- Task description: Below is some material; set it all down exactly, apart from the pictures.

- Collected data entries:
- - -

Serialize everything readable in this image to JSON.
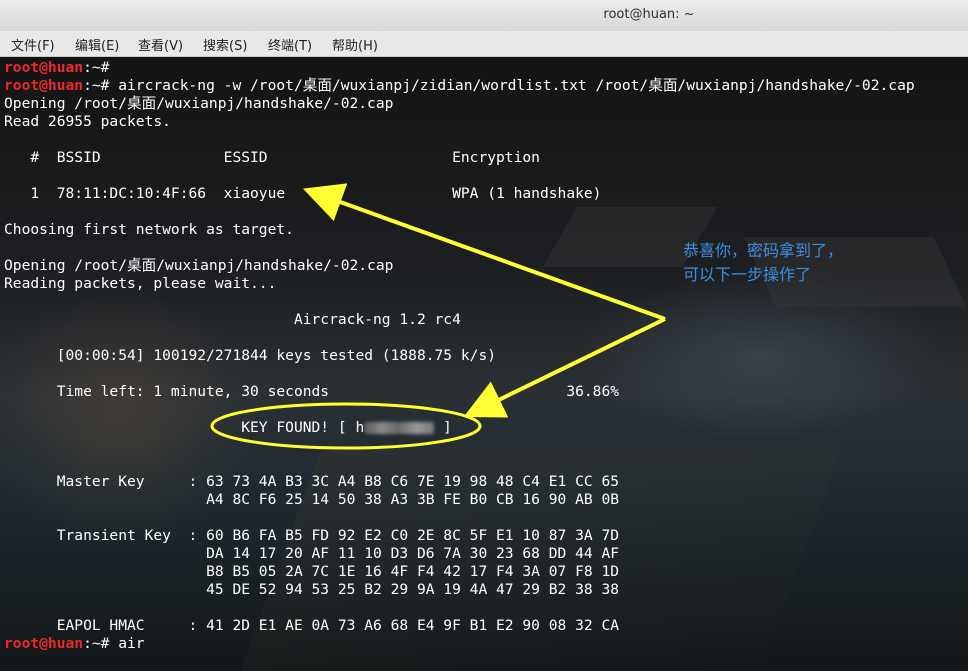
{
  "window": {
    "title": "root@huan: ~"
  },
  "menu": [
    "文件(F)",
    "编辑(E)",
    "查看(V)",
    "搜索(S)",
    "终端(T)",
    "帮助(H)"
  ],
  "terminal": {
    "prompt_user": "root@huan",
    "prompt_sep": ":~#",
    "lines": [
      {
        "type": "prompt",
        "cmd": ""
      },
      {
        "type": "prompt",
        "cmd": " aircrack-ng -w /root/桌面/wuxianpj/zidian/wordlist.txt /root/桌面/wuxianpj/handshake/-02.cap"
      },
      {
        "type": "text",
        "text": "Opening /root/桌面/wuxianpj/handshake/-02.cap"
      },
      {
        "type": "text",
        "text": "Read 26955 packets."
      },
      {
        "type": "text",
        "text": ""
      },
      {
        "type": "text",
        "text": "   #  BSSID              ESSID                     Encryption"
      },
      {
        "type": "text",
        "text": ""
      },
      {
        "type": "text",
        "text": "   1  78:11:DC:10:4F:66  xiaoyue                   WPA (1 handshake)"
      },
      {
        "type": "text",
        "text": ""
      },
      {
        "type": "text",
        "text": "Choosing first network as target."
      },
      {
        "type": "text",
        "text": ""
      },
      {
        "type": "text",
        "text": "Opening /root/桌面/wuxianpj/handshake/-02.cap"
      },
      {
        "type": "text",
        "text": "Reading packets, please wait..."
      },
      {
        "type": "text",
        "text": ""
      },
      {
        "type": "text",
        "text": "                                 Aircrack-ng 1.2 rc4"
      },
      {
        "type": "text",
        "text": ""
      },
      {
        "type": "text",
        "text": "      [00:00:54] 100192/271844 keys tested (1888.75 k/s)"
      },
      {
        "type": "text",
        "text": ""
      },
      {
        "type": "text",
        "text": "      Time left: 1 minute, 30 seconds                           36.86%"
      },
      {
        "type": "text",
        "text": ""
      },
      {
        "type": "key",
        "prefix": "                           KEY FOUND! [ h",
        "suffix": " ]"
      },
      {
        "type": "text",
        "text": ""
      },
      {
        "type": "text",
        "text": ""
      },
      {
        "type": "text",
        "text": "      Master Key     : 63 73 4A B3 3C A4 B8 C6 7E 19 98 48 C4 E1 CC 65"
      },
      {
        "type": "text",
        "text": "                       A4 8C F6 25 14 50 38 A3 3B FE B0 CB 16 90 AB 0B"
      },
      {
        "type": "text",
        "text": ""
      },
      {
        "type": "text",
        "text": "      Transient Key  : 60 B6 FA B5 FD 92 E2 C0 2E 8C 5F E1 10 87 3A 7D"
      },
      {
        "type": "text",
        "text": "                       DA 14 17 20 AF 11 10 D3 D6 7A 30 23 68 DD 44 AF"
      },
      {
        "type": "text",
        "text": "                       B8 B5 05 2A 7C 1E 16 4F F4 42 17 F4 3A 07 F8 1D"
      },
      {
        "type": "text",
        "text": "                       45 DE 52 94 53 25 B2 29 9A 19 4A 47 29 B2 38 38"
      },
      {
        "type": "text",
        "text": ""
      },
      {
        "type": "text",
        "text": "      EAPOL HMAC     : 41 2D E1 AE 0A 73 A6 68 E4 9F B1 E2 90 08 32 CA"
      },
      {
        "type": "prompt",
        "cmd": " air"
      }
    ]
  },
  "annotation": {
    "line1": "恭喜你，密码拿到了，",
    "line2": "可以下一步操作了",
    "color": "#3b8fe0"
  },
  "highlight_color": "#ffff33"
}
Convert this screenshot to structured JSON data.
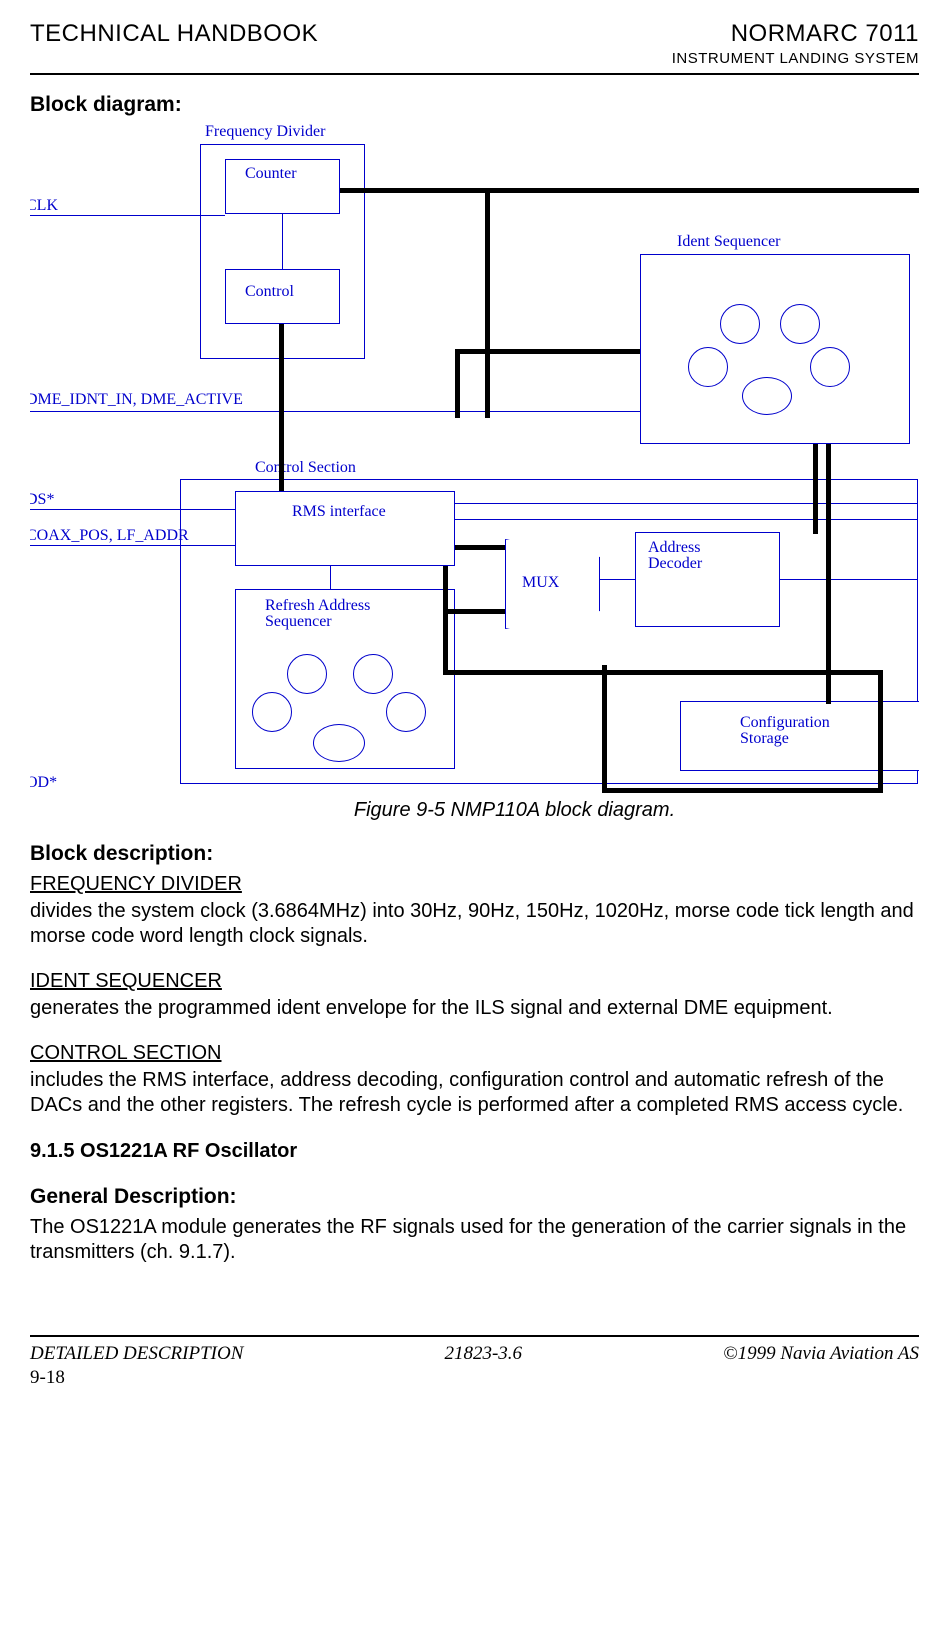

- - -

- Right answer:
Serialize everything readable in this image to JSON.
{
  "window": {
    "title": "root@huan: ~"
  },
  "menu": [
    "文件(F)",
    "编辑(E)",
    "查看(V)",
    "搜索(S)",
    "终端(T)",
    "帮助(H)"
  ],
  "terminal": {
    "prompt_user": "root@huan",
    "prompt_sep": ":~#",
    "lines": [
      {
        "type": "prompt",
        "cmd": ""
      },
      {
        "type": "prompt",
        "cmd": " aircrack-ng -w /root/桌面/wuxianpj/zidian/wordlist.txt /root/桌面/wuxianpj/handshake/-02.cap"
      },
      {
        "type": "text",
        "text": "Opening /root/桌面/wuxianpj/handshake/-02.cap"
      },
      {
        "type": "text",
        "text": "Read 26955 packets."
      },
      {
        "type": "text",
        "text": ""
      },
      {
        "type": "text",
        "text": "   #  BSSID              ESSID                     Encryption"
      },
      {
        "type": "text",
        "text": ""
      },
      {
        "type": "text",
        "text": "   1  78:11:DC:10:4F:66  xiaoyue                   WPA (1 handshake)"
      },
      {
        "type": "text",
        "text": ""
      },
      {
        "type": "text",
        "text": "Choosing first network as target."
      },
      {
        "type": "text",
        "text": ""
      },
      {
        "type": "text",
        "text": "Opening /root/桌面/wuxianpj/handshake/-02.cap"
      },
      {
        "type": "text",
        "text": "Reading packets, please wait..."
      },
      {
        "type": "text",
        "text": ""
      },
      {
        "type": "text",
        "text": "                                 Aircrack-ng 1.2 rc4"
      },
      {
        "type": "text",
        "text": ""
      },
      {
        "type": "text",
        "text": "      [00:00:54] 100192/271844 keys tested (1888.75 k/s)"
      },
      {
        "type": "text",
        "text": ""
      },
      {
        "type": "text",
        "text": "      Time left: 1 minute, 30 seconds                           36.86%"
      },
      {
        "type": "text",
        "text": ""
      },
      {
        "type": "key",
        "prefix": "                           KEY FOUND! [ h",
        "suffix": " ]"
      },
      {
        "type": "text",
        "text": ""
      },
      {
        "type": "text",
        "text": ""
      },
      {
        "type": "text",
        "text": "      Master Key     : 63 73 4A B3 3C A4 B8 C6 7E 19 98 48 C4 E1 CC 65"
      },
      {
        "type": "text",
        "text": "                       A4 8C F6 25 14 50 38 A3 3B FE B0 CB 16 90 AB 0B"
      },
      {
        "type": "text",
        "text": ""
      },
      {
        "type": "text",
        "text": "      Transient Key  : 60 B6 FA B5 FD 92 E2 C0 2E 8C 5F E1 10 87 3A 7D"
      },
      {
        "type": "text",
        "text": "                       DA 14 17 20 AF 11 10 D3 D6 7A 30 23 68 DD 44 AF"
      },
      {
        "type": "text",
        "text": "                       B8 B5 05 2A 7C 1E 16 4F F4 42 17 F4 3A 07 F8 1D"
      },
      {
        "type": "text",
        "text": "                       45 DE 52 94 53 25 B2 29 9A 19 4A 47 29 B2 38 38"
      },
      {
        "type": "text",
        "text": ""
      },
      {
        "type": "text",
        "text": "      EAPOL HMAC     : 41 2D E1 AE 0A 73 A6 68 E4 9F B1 E2 90 08 32 CA"
      },
      {
        "type": "prompt",
        "cmd": " air"
      }
    ]
  },
  "annotation": {
    "line1": "恭喜你，密码拿到了，",
    "line2": "可以下一步操作了",
    "color": "#3b8fe0"
  },
  "highlight_color": "#ffff33"
}
Convert this screenshot to structured JSON data.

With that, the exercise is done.